Written request =
Look through the material and copy each line holding "lead".

Data to use =
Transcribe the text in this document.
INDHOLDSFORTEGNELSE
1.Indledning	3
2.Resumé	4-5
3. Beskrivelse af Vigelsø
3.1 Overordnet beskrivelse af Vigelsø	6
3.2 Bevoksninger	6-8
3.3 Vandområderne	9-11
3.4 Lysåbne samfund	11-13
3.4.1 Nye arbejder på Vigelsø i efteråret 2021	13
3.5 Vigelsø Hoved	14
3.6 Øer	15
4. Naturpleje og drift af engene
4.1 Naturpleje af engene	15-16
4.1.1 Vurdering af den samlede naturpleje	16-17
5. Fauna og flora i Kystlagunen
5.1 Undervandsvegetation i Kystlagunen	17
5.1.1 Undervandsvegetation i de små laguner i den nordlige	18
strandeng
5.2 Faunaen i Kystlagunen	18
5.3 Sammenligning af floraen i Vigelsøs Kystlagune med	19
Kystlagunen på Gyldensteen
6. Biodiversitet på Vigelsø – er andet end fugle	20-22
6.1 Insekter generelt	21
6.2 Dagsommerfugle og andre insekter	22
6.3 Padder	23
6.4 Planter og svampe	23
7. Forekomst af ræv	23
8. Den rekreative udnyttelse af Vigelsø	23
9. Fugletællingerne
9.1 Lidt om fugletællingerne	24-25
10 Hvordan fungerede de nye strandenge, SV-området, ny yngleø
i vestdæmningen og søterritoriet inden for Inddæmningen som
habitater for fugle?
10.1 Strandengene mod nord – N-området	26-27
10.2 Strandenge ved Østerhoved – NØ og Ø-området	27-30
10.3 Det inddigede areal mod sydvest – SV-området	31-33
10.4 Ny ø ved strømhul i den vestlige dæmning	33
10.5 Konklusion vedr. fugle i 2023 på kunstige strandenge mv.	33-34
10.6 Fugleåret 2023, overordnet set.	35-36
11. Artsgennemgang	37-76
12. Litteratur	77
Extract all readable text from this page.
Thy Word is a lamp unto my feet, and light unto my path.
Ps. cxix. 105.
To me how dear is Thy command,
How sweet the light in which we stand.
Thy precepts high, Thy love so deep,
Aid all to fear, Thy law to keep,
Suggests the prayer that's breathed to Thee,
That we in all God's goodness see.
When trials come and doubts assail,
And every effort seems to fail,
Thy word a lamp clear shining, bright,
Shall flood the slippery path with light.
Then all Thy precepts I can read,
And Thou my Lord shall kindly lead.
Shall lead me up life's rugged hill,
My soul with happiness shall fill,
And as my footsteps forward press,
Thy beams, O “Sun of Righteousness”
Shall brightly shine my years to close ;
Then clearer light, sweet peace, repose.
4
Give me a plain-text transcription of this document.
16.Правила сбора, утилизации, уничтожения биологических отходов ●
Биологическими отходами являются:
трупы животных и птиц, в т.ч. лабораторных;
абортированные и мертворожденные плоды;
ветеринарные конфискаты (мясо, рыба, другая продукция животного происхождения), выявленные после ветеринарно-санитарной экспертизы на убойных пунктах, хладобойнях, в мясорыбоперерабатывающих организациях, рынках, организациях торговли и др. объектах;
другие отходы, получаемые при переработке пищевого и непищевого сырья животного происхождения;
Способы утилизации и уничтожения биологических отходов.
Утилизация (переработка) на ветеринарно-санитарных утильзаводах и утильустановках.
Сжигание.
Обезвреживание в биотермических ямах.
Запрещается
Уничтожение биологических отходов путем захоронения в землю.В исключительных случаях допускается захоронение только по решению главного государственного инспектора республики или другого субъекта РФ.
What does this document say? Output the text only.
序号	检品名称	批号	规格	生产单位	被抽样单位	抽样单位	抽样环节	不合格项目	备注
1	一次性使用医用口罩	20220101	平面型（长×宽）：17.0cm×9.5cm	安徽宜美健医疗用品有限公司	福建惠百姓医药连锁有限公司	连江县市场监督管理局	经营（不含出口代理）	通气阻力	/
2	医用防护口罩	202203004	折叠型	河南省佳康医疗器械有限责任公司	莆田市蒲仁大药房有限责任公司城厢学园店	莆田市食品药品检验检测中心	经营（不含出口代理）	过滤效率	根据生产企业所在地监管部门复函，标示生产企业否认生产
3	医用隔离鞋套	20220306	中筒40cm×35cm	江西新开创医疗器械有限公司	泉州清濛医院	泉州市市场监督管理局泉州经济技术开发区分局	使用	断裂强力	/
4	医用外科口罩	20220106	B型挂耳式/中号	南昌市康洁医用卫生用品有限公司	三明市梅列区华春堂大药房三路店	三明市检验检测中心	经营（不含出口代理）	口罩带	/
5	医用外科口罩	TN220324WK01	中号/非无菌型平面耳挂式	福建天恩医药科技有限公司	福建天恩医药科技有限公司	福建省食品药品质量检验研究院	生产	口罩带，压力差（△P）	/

Written answer =
And Thou my Lord shall kindly lead.
Shall lead me up life's rugged hill,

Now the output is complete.